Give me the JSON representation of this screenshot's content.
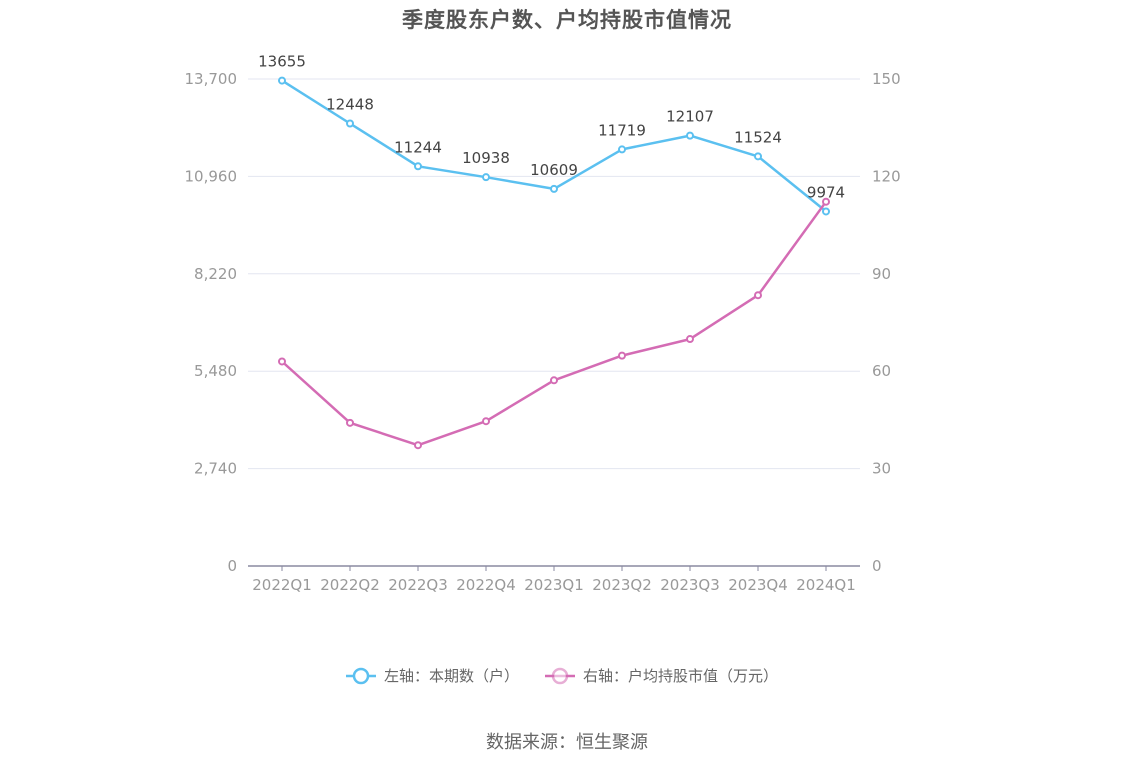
{
  "chart_data": {
    "type": "line",
    "title": "季度股东户数、户均持股市值情况",
    "categories": [
      "2022Q1",
      "2022Q2",
      "2022Q3",
      "2022Q4",
      "2023Q1",
      "2023Q2",
      "2023Q3",
      "2023Q4",
      "2024Q1"
    ],
    "left_axis": {
      "ylim": [
        0,
        13700
      ],
      "ticks": [
        0,
        2740,
        5480,
        8220,
        10960,
        13700
      ],
      "tick_labels": [
        "0",
        "2,740",
        "5,480",
        "8,220",
        "10,960",
        "13,700"
      ]
    },
    "right_axis": {
      "ylim": [
        0,
        150
      ],
      "ticks": [
        0,
        30,
        60,
        90,
        120,
        150
      ],
      "tick_labels": [
        "0",
        "30",
        "60",
        "90",
        "120",
        "150"
      ]
    },
    "series": [
      {
        "name": "左轴：本期数（户）",
        "axis": "left",
        "color": "#5bc0f0",
        "values": [
          13655,
          12448,
          11244,
          10938,
          10609,
          11719,
          12107,
          11524,
          9974
        ],
        "labels": [
          "13655",
          "12448",
          "11244",
          "10938",
          "10609",
          "11719",
          "12107",
          "11524",
          "9974"
        ]
      },
      {
        "name": "右轴：户均持股市值（万元）",
        "axis": "right",
        "color": "#d46cb4",
        "values": [
          63.0,
          44.1,
          37.2,
          44.6,
          57.2,
          64.8,
          69.9,
          83.4,
          112.2
        ]
      }
    ],
    "grid": true,
    "legend_position": "bottom"
  },
  "source": "数据来源：恒生聚源"
}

━━━━

To do: The records above must be transcribed exactly. Pictures are left out of the copy.

Completed task:
Give me the JSON representation of this screenshot's content.
{
  "chart_data": {
    "type": "line",
    "title": "季度股东户数、户均持股市值情况",
    "categories": [
      "2022Q1",
      "2022Q2",
      "2022Q3",
      "2022Q4",
      "2023Q1",
      "2023Q2",
      "2023Q3",
      "2023Q4",
      "2024Q1"
    ],
    "left_axis": {
      "ylim": [
        0,
        13700
      ],
      "ticks": [
        0,
        2740,
        5480,
        8220,
        10960,
        13700
      ],
      "tick_labels": [
        "0",
        "2,740",
        "5,480",
        "8,220",
        "10,960",
        "13,700"
      ]
    },
    "right_axis": {
      "ylim": [
        0,
        150
      ],
      "ticks": [
        0,
        30,
        60,
        90,
        120,
        150
      ],
      "tick_labels": [
        "0",
        "30",
        "60",
        "90",
        "120",
        "150"
      ]
    },
    "series": [
      {
        "name": "左轴：本期数（户）",
        "axis": "left",
        "color": "#5bc0f0",
        "values": [
          13655,
          12448,
          11244,
          10938,
          10609,
          11719,
          12107,
          11524,
          9974
        ],
        "labels": [
          "13655",
          "12448",
          "11244",
          "10938",
          "10609",
          "11719",
          "12107",
          "11524",
          "9974"
        ]
      },
      {
        "name": "右轴：户均持股市值（万元）",
        "axis": "right",
        "color": "#d46cb4",
        "values": [
          63.0,
          44.1,
          37.2,
          44.6,
          57.2,
          64.8,
          69.9,
          83.4,
          112.2
        ]
      }
    ],
    "grid": true,
    "legend_position": "bottom"
  },
  "source": "数据来源：恒生聚源"
}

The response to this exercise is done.